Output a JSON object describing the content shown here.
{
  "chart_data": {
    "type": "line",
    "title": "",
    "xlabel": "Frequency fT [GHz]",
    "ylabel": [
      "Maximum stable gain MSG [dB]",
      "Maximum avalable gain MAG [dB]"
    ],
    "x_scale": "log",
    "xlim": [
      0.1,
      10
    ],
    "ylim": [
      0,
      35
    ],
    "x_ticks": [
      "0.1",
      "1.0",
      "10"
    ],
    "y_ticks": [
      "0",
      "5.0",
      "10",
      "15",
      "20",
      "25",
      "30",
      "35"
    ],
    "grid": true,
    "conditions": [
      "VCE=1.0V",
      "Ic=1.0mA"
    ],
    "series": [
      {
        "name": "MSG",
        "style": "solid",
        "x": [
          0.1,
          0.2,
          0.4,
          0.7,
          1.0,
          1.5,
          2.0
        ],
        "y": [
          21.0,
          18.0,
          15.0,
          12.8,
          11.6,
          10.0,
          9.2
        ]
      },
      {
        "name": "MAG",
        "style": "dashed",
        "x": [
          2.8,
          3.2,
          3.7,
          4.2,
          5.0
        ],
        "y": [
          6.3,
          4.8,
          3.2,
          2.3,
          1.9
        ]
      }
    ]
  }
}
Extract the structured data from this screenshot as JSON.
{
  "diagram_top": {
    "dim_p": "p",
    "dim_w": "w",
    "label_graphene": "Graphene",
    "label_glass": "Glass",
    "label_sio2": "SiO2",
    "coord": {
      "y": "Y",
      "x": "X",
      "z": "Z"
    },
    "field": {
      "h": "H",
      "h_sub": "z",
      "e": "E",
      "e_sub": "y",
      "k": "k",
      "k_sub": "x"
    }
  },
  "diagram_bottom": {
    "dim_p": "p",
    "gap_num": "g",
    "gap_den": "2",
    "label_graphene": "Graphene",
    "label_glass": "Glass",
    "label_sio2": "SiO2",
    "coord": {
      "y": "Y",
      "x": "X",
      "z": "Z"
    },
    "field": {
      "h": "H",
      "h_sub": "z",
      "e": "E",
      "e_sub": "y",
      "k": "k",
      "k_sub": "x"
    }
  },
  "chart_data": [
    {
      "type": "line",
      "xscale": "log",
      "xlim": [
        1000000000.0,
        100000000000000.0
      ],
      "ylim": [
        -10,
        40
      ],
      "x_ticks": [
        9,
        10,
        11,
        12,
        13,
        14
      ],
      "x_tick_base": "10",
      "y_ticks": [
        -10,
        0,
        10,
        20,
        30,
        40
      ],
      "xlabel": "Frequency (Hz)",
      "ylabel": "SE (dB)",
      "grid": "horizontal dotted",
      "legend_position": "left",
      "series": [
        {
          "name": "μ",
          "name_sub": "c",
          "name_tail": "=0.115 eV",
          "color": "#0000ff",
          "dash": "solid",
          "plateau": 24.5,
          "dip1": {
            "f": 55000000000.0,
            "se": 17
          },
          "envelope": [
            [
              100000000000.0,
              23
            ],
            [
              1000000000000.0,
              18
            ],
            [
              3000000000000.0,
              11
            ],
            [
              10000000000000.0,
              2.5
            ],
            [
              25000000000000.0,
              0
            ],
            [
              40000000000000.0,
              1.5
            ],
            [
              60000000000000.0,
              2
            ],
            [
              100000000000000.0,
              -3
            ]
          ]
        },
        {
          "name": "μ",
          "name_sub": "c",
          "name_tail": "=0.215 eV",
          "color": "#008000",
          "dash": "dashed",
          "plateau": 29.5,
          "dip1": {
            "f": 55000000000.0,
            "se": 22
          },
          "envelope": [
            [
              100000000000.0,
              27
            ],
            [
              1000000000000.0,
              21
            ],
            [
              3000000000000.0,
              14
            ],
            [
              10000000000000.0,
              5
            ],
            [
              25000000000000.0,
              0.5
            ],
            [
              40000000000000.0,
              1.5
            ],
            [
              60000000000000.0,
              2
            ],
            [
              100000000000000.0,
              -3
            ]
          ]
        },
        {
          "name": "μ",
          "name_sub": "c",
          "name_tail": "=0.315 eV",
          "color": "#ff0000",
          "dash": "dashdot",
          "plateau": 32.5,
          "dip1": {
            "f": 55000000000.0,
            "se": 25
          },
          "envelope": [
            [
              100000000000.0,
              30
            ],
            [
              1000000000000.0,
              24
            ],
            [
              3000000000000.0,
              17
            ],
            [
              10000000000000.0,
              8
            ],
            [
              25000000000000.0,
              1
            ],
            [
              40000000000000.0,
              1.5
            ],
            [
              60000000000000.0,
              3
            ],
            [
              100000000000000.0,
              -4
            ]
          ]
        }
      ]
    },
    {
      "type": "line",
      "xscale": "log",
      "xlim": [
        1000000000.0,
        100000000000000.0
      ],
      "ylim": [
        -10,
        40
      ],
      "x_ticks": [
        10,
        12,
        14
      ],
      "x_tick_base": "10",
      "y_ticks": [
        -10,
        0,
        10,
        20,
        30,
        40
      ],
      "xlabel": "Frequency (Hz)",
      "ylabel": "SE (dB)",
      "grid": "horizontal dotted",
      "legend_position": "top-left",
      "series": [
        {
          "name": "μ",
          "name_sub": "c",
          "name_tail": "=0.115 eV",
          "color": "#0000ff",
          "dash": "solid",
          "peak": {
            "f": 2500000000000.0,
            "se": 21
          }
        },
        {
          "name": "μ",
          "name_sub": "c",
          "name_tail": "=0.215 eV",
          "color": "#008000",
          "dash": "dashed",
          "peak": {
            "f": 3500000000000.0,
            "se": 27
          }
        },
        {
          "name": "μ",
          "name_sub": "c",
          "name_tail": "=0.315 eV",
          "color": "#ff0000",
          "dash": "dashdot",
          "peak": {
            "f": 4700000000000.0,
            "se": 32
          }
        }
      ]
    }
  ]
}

·····

Please reproduce all of the entries exactly as they stand.

Output a JSON object describing the content shown here.
{
  "chart_data": {
    "type": "line",
    "title": "",
    "xlabel": "Frequency fT [GHz]",
    "ylabel": [
      "Maximum stable gain MSG [dB]",
      "Maximum avalable gain MAG [dB]"
    ],
    "x_scale": "log",
    "xlim": [
      0.1,
      10
    ],
    "ylim": [
      0,
      35
    ],
    "x_ticks": [
      "0.1",
      "1.0",
      "10"
    ],
    "y_ticks": [
      "0",
      "5.0",
      "10",
      "15",
      "20",
      "25",
      "30",
      "35"
    ],
    "grid": true,
    "conditions": [
      "VCE=1.0V",
      "Ic=1.0mA"
    ],
    "series": [
      {
        "name": "MSG",
        "style": "solid",
        "x": [
          0.1,
          0.2,
          0.4,
          0.7,
          1.0,
          1.5,
          2.0
        ],
        "y": [
          21.0,
          18.0,
          15.0,
          12.8,
          11.6,
          10.0,
          9.2
        ]
      },
      {
        "name": "MAG",
        "style": "dashed",
        "x": [
          2.8,
          3.2,
          3.7,
          4.2,
          5.0
        ],
        "y": [
          6.3,
          4.8,
          3.2,
          2.3,
          1.9
        ]
      }
    ]
  }
}
Extract the structured data from this screenshot as JSON.
{
  "diagram_top": {
    "dim_p": "p",
    "dim_w": "w",
    "label_graphene": "Graphene",
    "label_glass": "Glass",
    "label_sio2": "SiO2",
    "coord": {
      "y": "Y",
      "x": "X",
      "z": "Z"
    },
    "field": {
      "h": "H",
      "h_sub": "z",
      "e": "E",
      "e_sub": "y",
      "k": "k",
      "k_sub": "x"
    }
  },
  "diagram_bottom": {
    "dim_p": "p",
    "gap_num": "g",
    "gap_den": "2",
    "label_graphene": "Graphene",
    "label_glass": "Glass",
    "label_sio2": "SiO2",
    "coord": {
      "y": "Y",
      "x": "X",
      "z": "Z"
    },
    "field": {
      "h": "H",
      "h_sub": "z",
      "e": "E",
      "e_sub": "y",
      "k": "k",
      "k_sub": "x"
    }
  },
  "chart_data": [
    {
      "type": "line",
      "xscale": "log",
      "xlim": [
        1000000000.0,
        100000000000000.0
      ],
      "ylim": [
        -10,
        40
      ],
      "x_ticks": [
        9,
        10,
        11,
        12,
        13,
        14
      ],
      "x_tick_base": "10",
      "y_ticks": [
        -10,
        0,
        10,
        20,
        30,
        40
      ],
      "xlabel": "Frequency (Hz)",
      "ylabel": "SE (dB)",
      "grid": "horizontal dotted",
      "legend_position": "left",
      "series": [
        {
          "name": "μ",
          "name_sub": "c",
          "name_tail": "=0.115 eV",
          "color": "#0000ff",
          "dash": "solid",
          "plateau": 24.5,
          "dip1": {
            "f": 55000000000.0,
            "se": 17
          },
          "envelope": [
            [
              100000000000.0,
              23
            ],
            [
              1000000000000.0,
              18
            ],
            [
              3000000000000.0,
              11
            ],
            [
              10000000000000.0,
              2.5
            ],
            [
              25000000000000.0,
              0
            ],
            [
              40000000000000.0,
              1.5
            ],
            [
              60000000000000.0,
              2
            ],
            [
              100000000000000.0,
              -3
            ]
          ]
        },
        {
          "name": "μ",
          "name_sub": "c",
          "name_tail": "=0.215 eV",
          "color": "#008000",
          "dash": "dashed",
          "plateau": 29.5,
          "dip1": {
            "f": 55000000000.0,
            "se": 22
          },
          "envelope": [
            [
              100000000000.0,
              27
            ],
            [
              1000000000000.0,
              21
            ],
            [
              3000000000000.0,
              14
            ],
            [
              10000000000000.0,
              5
            ],
            [
              25000000000000.0,
              0.5
            ],
            [
              40000000000000.0,
              1.5
            ],
            [
              60000000000000.0,
              2
            ],
            [
              100000000000000.0,
              -3
            ]
          ]
        },
        {
          "name": "μ",
          "name_sub": "c",
          "name_tail": "=0.315 eV",
          "color": "#ff0000",
          "dash": "dashdot",
          "plateau": 32.5,
          "dip1": {
            "f": 55000000000.0,
            "se": 25
          },
          "envelope": [
            [
              100000000000.0,
              30
            ],
            [
              1000000000000.0,
              24
            ],
            [
              3000000000000.0,
              17
            ],
            [
              10000000000000.0,
              8
            ],
            [
              25000000000000.0,
              1
            ],
            [
              40000000000000.0,
              1.5
            ],
            [
              60000000000000.0,
              3
            ],
            [
              100000000000000.0,
              -4
            ]
          ]
        }
      ]
    },
    {
      "type": "line",
      "xscale": "log",
      "xlim": [
        1000000000.0,
        100000000000000.0
      ],
      "ylim": [
        -10,
        40
      ],
      "x_ticks": [
        10,
        12,
        14
      ],
      "x_tick_base": "10",
      "y_ticks": [
        -10,
        0,
        10,
        20,
        30,
        40
      ],
      "xlabel": "Frequency (Hz)",
      "ylabel": "SE (dB)",
      "grid": "horizontal dotted",
      "legend_position": "top-left",
      "series": [
        {
          "name": "μ",
          "name_sub": "c",
          "name_tail": "=0.115 eV",
          "color": "#0000ff",
          "dash": "solid",
          "peak": {
            "f": 2500000000000.0,
            "se": 21
          }
        },
        {
          "name": "μ",
          "name_sub": "c",
          "name_tail": "=0.215 eV",
          "color": "#008000",
          "dash": "dashed",
          "peak": {
            "f": 3500000000000.0,
            "se": 27
          }
        },
        {
          "name": "μ",
          "name_sub": "c",
          "name_tail": "=0.315 eV",
          "color": "#ff0000",
          "dash": "dashdot",
          "peak": {
            "f": 4700000000000.0,
            "se": 32
          }
        }
      ]
    }
  ]
}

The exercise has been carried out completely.